## Element placement data
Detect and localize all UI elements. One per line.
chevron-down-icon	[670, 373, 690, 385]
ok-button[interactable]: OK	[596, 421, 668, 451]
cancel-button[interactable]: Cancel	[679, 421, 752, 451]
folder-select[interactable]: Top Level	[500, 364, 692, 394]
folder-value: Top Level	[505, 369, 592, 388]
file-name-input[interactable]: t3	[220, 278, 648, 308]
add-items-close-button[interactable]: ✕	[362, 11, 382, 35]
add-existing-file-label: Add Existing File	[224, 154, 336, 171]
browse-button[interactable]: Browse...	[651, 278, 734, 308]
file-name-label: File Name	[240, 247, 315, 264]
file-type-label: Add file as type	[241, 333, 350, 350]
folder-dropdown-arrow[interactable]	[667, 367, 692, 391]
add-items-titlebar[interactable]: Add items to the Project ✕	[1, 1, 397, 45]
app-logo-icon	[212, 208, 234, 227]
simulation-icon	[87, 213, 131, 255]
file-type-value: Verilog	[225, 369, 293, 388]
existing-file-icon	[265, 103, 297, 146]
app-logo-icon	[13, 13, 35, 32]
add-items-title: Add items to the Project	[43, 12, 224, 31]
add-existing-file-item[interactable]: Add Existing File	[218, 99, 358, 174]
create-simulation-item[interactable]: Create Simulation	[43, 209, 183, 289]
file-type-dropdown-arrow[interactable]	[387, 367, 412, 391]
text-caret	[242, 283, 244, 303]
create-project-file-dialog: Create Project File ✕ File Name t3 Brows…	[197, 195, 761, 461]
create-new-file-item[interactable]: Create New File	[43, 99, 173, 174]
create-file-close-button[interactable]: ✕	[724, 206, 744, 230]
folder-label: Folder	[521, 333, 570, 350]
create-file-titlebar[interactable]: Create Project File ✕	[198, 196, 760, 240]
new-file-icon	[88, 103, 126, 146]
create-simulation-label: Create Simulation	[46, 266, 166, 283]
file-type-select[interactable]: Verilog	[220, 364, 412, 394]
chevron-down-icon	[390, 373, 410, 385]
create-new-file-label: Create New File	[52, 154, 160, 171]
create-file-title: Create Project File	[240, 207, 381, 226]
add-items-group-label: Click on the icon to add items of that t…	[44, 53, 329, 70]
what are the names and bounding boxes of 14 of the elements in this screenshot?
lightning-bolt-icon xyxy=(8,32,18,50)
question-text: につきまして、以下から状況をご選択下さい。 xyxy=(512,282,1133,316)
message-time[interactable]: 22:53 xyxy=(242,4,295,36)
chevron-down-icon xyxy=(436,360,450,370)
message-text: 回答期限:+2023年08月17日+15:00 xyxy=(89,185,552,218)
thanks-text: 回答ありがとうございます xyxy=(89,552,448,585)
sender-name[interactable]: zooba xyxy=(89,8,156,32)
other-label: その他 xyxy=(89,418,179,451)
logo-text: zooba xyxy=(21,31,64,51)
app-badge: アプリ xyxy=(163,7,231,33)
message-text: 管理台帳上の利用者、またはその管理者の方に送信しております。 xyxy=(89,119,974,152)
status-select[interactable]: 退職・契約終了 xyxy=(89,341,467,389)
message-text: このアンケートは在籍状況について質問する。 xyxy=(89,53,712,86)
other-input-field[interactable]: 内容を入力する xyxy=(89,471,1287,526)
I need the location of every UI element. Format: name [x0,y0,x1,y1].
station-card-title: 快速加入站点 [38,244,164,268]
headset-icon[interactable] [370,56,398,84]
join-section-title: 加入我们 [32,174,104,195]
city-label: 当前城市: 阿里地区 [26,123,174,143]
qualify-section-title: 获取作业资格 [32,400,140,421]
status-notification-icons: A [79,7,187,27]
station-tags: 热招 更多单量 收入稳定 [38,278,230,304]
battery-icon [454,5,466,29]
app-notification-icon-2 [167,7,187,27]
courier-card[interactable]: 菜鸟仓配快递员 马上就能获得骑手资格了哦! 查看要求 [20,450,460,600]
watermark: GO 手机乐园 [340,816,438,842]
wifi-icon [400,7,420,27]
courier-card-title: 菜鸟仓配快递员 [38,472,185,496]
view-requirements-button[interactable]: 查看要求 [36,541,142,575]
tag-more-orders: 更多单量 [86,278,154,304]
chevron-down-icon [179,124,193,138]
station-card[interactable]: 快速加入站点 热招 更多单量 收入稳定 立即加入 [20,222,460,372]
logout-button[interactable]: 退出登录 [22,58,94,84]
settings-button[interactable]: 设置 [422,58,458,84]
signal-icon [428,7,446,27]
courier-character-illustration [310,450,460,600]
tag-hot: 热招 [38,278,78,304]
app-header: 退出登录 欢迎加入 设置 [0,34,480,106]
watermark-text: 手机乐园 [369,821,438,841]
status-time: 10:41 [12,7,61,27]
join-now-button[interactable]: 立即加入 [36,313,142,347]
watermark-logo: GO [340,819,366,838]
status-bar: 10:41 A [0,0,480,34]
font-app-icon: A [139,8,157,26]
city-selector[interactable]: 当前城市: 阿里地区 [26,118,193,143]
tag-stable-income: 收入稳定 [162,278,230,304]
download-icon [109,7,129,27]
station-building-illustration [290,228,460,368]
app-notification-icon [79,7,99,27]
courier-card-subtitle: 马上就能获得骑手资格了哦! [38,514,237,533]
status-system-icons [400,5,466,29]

## OBJECTIVE
Rewrite every line of the records above, replacing each occurrence of "chevron-down-icon" with "dropdown-chevron-icon" and leaving everything else unchanged.

## RESPONSE FOR THIS EXERCISE
Detect and localize all UI elements. One per line.
dropdown-chevron-icon	[670, 373, 690, 385]
ok-button[interactable]: OK	[596, 421, 668, 451]
cancel-button[interactable]: Cancel	[679, 421, 752, 451]
folder-select[interactable]: Top Level	[500, 364, 692, 394]
folder-value: Top Level	[505, 369, 592, 388]
file-name-input[interactable]: t3	[220, 278, 648, 308]
add-items-close-button[interactable]: ✕	[362, 11, 382, 35]
add-existing-file-label: Add Existing File	[224, 154, 336, 171]
browse-button[interactable]: Browse...	[651, 278, 734, 308]
file-name-label: File Name	[240, 247, 315, 264]
file-type-label: Add file as type	[241, 333, 350, 350]
folder-dropdown-arrow[interactable]	[667, 367, 692, 391]
add-items-titlebar[interactable]: Add items to the Project ✕	[1, 1, 397, 45]
app-logo-icon	[212, 208, 234, 227]
simulation-icon	[87, 213, 131, 255]
file-type-value: Verilog	[225, 369, 293, 388]
existing-file-icon	[265, 103, 297, 146]
app-logo-icon	[13, 13, 35, 32]
add-items-title: Add items to the Project	[43, 12, 224, 31]
add-existing-file-item[interactable]: Add Existing File	[218, 99, 358, 174]
create-simulation-item[interactable]: Create Simulation	[43, 209, 183, 289]
file-type-dropdown-arrow[interactable]	[387, 367, 412, 391]
text-caret	[242, 283, 244, 303]
create-project-file-dialog: Create Project File ✕ File Name t3 Brows…	[197, 195, 761, 461]
create-new-file-item[interactable]: Create New File	[43, 99, 173, 174]
create-file-close-button[interactable]: ✕	[724, 206, 744, 230]
folder-label: Folder	[521, 333, 570, 350]
create-file-titlebar[interactable]: Create Project File ✕	[198, 196, 760, 240]
new-file-icon	[88, 103, 126, 146]
create-simulation-label: Create Simulation	[46, 266, 166, 283]
file-type-select[interactable]: Verilog	[220, 364, 412, 394]
dropdown-chevron-icon	[390, 373, 410, 385]
create-new-file-label: Create New File	[52, 154, 160, 171]
create-file-title: Create Project File	[240, 207, 381, 226]
add-items-group-label: Click on the icon to add items of that t…	[44, 53, 329, 70]
what are the names and bounding boxes of 14 of the elements in this screenshot?
lightning-bolt-icon xyxy=(8,32,18,50)
question-text: につきまして、以下から状況をご選択下さい。 xyxy=(512,282,1133,316)
message-time[interactable]: 22:53 xyxy=(242,4,295,36)
dropdown-chevron-icon xyxy=(436,360,450,370)
message-text: 回答期限:+2023年08月17日+15:00 xyxy=(89,185,552,218)
thanks-text: 回答ありがとうございます xyxy=(89,552,448,585)
sender-name[interactable]: zooba xyxy=(89,8,156,32)
other-label: その他 xyxy=(89,418,179,451)
logo-text: zooba xyxy=(21,31,64,51)
app-badge: アプリ xyxy=(163,7,231,33)
message-text: 管理台帳上の利用者、またはその管理者の方に送信しております。 xyxy=(89,119,974,152)
status-select[interactable]: 退職・契約終了 xyxy=(89,341,467,389)
message-text: このアンケートは在籍状況について質問する。 xyxy=(89,53,712,86)
other-input-field[interactable]: 内容を入力する xyxy=(89,471,1287,526)
I need the location of every UI element. Format: name [x0,y0,x1,y1].
station-card-title: 快速加入站点 [38,244,164,268]
headset-icon[interactable] [370,56,398,84]
join-section-title: 加入我们 [32,174,104,195]
city-label: 当前城市: 阿里地区 [26,123,174,143]
qualify-section-title: 获取作业资格 [32,400,140,421]
status-notification-icons: A [79,7,187,27]
station-tags: 热招 更多单量 收入稳定 [38,278,230,304]
battery-icon [454,5,466,29]
app-notification-icon-2 [167,7,187,27]
courier-card[interactable]: 菜鸟仓配快递员 马上就能获得骑手资格了哦! 查看要求 [20,450,460,600]
watermark: GO 手机乐园 [340,816,438,842]
wifi-icon [400,7,420,27]
courier-card-title: 菜鸟仓配快递员 [38,472,185,496]
view-requirements-button[interactable]: 查看要求 [36,541,142,575]
tag-more-orders: 更多单量 [86,278,154,304]
dropdown-chevron-icon [179,124,193,138]
station-card[interactable]: 快速加入站点 热招 更多单量 收入稳定 立即加入 [20,222,460,372]
logout-button[interactable]: 退出登录 [22,58,94,84]
settings-button[interactable]: 设置 [422,58,458,84]
signal-icon [428,7,446,27]
courier-character-illustration [310,450,460,600]
tag-hot: 热招 [38,278,78,304]
app-header: 退出登录 欢迎加入 设置 [0,34,480,106]
watermark-text: 手机乐园 [369,821,438,841]
status-time: 10:41 [12,7,61,27]
join-now-button[interactable]: 立即加入 [36,313,142,347]
watermark-logo: GO [340,819,366,838]
status-bar: 10:41 A [0,0,480,34]
font-app-icon: A [139,8,157,26]
city-selector[interactable]: 当前城市: 阿里地区 [26,118,193,143]
tag-stable-income: 收入稳定 [162,278,230,304]
download-icon [109,7,129,27]
station-building-illustration [290,228,460,368]
app-notification-icon [79,7,99,27]
courier-card-subtitle: 马上就能获得骑手资格了哦! [38,514,237,533]
status-system-icons [400,5,466,29]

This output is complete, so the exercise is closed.